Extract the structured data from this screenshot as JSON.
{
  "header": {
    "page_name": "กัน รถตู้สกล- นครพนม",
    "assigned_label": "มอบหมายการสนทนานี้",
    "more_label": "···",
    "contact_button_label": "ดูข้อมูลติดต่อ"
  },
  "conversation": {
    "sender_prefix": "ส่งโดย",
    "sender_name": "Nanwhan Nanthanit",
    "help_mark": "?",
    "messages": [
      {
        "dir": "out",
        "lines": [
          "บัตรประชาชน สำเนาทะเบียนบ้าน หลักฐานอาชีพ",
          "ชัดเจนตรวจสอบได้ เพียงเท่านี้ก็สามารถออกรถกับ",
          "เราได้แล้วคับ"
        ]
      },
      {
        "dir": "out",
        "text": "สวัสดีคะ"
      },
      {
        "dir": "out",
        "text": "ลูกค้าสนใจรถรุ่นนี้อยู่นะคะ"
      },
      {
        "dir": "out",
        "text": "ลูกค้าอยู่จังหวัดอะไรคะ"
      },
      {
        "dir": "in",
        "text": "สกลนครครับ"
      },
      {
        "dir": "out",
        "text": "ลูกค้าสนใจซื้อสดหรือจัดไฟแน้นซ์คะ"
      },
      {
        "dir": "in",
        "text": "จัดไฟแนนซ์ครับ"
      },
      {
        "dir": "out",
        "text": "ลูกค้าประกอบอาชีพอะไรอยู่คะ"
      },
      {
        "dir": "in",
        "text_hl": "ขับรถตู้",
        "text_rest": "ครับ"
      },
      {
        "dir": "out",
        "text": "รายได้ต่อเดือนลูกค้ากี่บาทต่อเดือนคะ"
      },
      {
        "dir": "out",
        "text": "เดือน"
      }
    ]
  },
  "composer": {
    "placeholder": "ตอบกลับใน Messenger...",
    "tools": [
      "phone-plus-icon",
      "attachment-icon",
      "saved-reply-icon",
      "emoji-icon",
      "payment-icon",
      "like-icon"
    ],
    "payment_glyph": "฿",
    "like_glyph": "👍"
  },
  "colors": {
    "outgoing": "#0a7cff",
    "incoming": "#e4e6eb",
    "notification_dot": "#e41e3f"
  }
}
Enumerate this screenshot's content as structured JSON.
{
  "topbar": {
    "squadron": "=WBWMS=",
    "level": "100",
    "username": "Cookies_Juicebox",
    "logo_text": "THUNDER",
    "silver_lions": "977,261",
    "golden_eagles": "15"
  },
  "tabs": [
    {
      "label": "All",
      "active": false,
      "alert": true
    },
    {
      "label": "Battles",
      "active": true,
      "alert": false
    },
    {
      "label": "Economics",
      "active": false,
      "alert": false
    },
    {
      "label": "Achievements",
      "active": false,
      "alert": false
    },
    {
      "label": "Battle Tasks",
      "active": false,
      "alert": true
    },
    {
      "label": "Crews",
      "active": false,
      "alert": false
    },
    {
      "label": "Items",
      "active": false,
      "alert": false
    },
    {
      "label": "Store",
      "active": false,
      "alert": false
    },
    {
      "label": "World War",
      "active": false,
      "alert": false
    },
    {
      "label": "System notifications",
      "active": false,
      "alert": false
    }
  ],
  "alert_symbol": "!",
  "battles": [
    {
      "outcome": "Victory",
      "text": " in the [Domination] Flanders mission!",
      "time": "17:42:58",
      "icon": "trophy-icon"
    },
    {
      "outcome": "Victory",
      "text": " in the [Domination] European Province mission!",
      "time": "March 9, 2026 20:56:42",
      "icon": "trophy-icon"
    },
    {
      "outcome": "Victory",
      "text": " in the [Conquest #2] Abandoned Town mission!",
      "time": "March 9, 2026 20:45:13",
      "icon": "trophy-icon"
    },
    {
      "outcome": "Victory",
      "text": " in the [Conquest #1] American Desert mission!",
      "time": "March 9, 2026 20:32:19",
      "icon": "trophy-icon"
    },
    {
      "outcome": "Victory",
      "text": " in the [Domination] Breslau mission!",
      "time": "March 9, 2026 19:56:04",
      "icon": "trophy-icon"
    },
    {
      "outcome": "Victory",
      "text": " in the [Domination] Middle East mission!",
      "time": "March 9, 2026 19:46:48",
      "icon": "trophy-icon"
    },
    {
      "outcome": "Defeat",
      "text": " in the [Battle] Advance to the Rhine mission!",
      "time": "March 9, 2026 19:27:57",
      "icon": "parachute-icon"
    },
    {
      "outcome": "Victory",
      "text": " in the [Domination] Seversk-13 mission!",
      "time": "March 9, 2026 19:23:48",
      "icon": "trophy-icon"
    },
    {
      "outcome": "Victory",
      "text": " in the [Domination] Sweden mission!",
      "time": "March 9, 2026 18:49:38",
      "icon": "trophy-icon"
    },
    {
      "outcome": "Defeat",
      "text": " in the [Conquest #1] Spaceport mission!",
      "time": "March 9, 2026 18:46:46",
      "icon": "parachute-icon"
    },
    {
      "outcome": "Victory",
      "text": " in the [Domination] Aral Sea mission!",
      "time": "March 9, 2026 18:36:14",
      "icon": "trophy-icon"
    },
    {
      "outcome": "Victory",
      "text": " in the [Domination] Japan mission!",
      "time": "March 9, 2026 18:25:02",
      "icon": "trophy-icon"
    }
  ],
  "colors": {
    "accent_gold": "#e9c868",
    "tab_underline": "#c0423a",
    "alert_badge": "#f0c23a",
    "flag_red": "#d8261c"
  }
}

__________________________________________________

Requirements: Each line of the material should be echoed exactly.

Exercise answer:
Extract the structured data from this screenshot as JSON.
{
  "header": {
    "page_name": "กัน รถตู้สกล- นครพนม",
    "assigned_label": "มอบหมายการสนทนานี้",
    "more_label": "···",
    "contact_button_label": "ดูข้อมูลติดต่อ"
  },
  "conversation": {
    "sender_prefix": "ส่งโดย",
    "sender_name": "Nanwhan Nanthanit",
    "help_mark": "?",
    "messages": [
      {
        "dir": "out",
        "lines": [
          "บัตรประชาชน สำเนาทะเบียนบ้าน หลักฐานอาชีพ",
          "ชัดเจนตรวจสอบได้ เพียงเท่านี้ก็สามารถออกรถกับ",
          "เราได้แล้วคับ"
        ]
      },
      {
        "dir": "out",
        "text": "สวัสดีคะ"
      },
      {
        "dir": "out",
        "text": "ลูกค้าสนใจรถรุ่นนี้อยู่นะคะ"
      },
      {
        "dir": "out",
        "text": "ลูกค้าอยู่จังหวัดอะไรคะ"
      },
      {
        "dir": "in",
        "text": "สกลนครครับ"
      },
      {
        "dir": "out",
        "text": "ลูกค้าสนใจซื้อสดหรือจัดไฟแน้นซ์คะ"
      },
      {
        "dir": "in",
        "text": "จัดไฟแนนซ์ครับ"
      },
      {
        "dir": "out",
        "text": "ลูกค้าประกอบอาชีพอะไรอยู่คะ"
      },
      {
        "dir": "in",
        "text_hl": "ขับรถตู้",
        "text_rest": "ครับ"
      },
      {
        "dir": "out",
        "text": "รายได้ต่อเดือนลูกค้ากี่บาทต่อเดือนคะ"
      },
      {
        "dir": "out",
        "text": "เดือน"
      }
    ]
  },
  "composer": {
    "placeholder": "ตอบกลับใน Messenger...",
    "tools": [
      "phone-plus-icon",
      "attachment-icon",
      "saved-reply-icon",
      "emoji-icon",
      "payment-icon",
      "like-icon"
    ],
    "payment_glyph": "฿",
    "like_glyph": "👍"
  },
  "colors": {
    "outgoing": "#0a7cff",
    "incoming": "#e4e6eb",
    "notification_dot": "#e41e3f"
  }
}
Enumerate this screenshot's content as structured JSON.
{
  "topbar": {
    "squadron": "=WBWMS=",
    "level": "100",
    "username": "Cookies_Juicebox",
    "logo_text": "THUNDER",
    "silver_lions": "977,261",
    "golden_eagles": "15"
  },
  "tabs": [
    {
      "label": "All",
      "active": false,
      "alert": true
    },
    {
      "label": "Battles",
      "active": true,
      "alert": false
    },
    {
      "label": "Economics",
      "active": false,
      "alert": false
    },
    {
      "label": "Achievements",
      "active": false,
      "alert": false
    },
    {
      "label": "Battle Tasks",
      "active": false,
      "alert": true
    },
    {
      "label": "Crews",
      "active": false,
      "alert": false
    },
    {
      "label": "Items",
      "active": false,
      "alert": false
    },
    {
      "label": "Store",
      "active": false,
      "alert": false
    },
    {
      "label": "World War",
      "active": false,
      "alert": false
    },
    {
      "label": "System notifications",
      "active": false,
      "alert": false
    }
  ],
  "alert_symbol": "!",
  "battles": [
    {
      "outcome": "Victory",
      "text": " in the [Domination] Flanders mission!",
      "time": "17:42:58",
      "icon": "trophy-icon"
    },
    {
      "outcome": "Victory",
      "text": " in the [Domination] European Province mission!",
      "time": "March 9, 2026 20:56:42",
      "icon": "trophy-icon"
    },
    {
      "outcome": "Victory",
      "text": " in the [Conquest #2] Abandoned Town mission!",
      "time": "March 9, 2026 20:45:13",
      "icon": "trophy-icon"
    },
    {
      "outcome": "Victory",
      "text": " in the [Conquest #1] American Desert mission!",
      "time": "March 9, 2026 20:32:19",
      "icon": "trophy-icon"
    },
    {
      "outcome": "Victory",
      "text": " in the [Domination] Breslau mission!",
      "time": "March 9, 2026 19:56:04",
      "icon": "trophy-icon"
    },
    {
      "outcome": "Victory",
      "text": " in the [Domination] Middle East mission!",
      "time": "March 9, 2026 19:46:48",
      "icon": "trophy-icon"
    },
    {
      "outcome": "Defeat",
      "text": " in the [Battle] Advance to the Rhine mission!",
      "time": "March 9, 2026 19:27:57",
      "icon": "parachute-icon"
    },
    {
      "outcome": "Victory",
      "text": " in the [Domination] Seversk-13 mission!",
      "time": "March 9, 2026 19:23:48",
      "icon": "trophy-icon"
    },
    {
      "outcome": "Victory",
      "text": " in the [Domination] Sweden mission!",
      "time": "March 9, 2026 18:49:38",
      "icon": "trophy-icon"
    },
    {
      "outcome": "Defeat",
      "text": " in the [Conquest #1] Spaceport mission!",
      "time": "March 9, 2026 18:46:46",
      "icon": "parachute-icon"
    },
    {
      "outcome": "Victory",
      "text": " in the [Domination] Aral Sea mission!",
      "time": "March 9, 2026 18:36:14",
      "icon": "trophy-icon"
    },
    {
      "outcome": "Victory",
      "text": " in the [Domination] Japan mission!",
      "time": "March 9, 2026 18:25:02",
      "icon": "trophy-icon"
    }
  ],
  "colors": {
    "accent_gold": "#e9c868",
    "tab_underline": "#c0423a",
    "alert_badge": "#f0c23a",
    "flag_red": "#d8261c"
  }
}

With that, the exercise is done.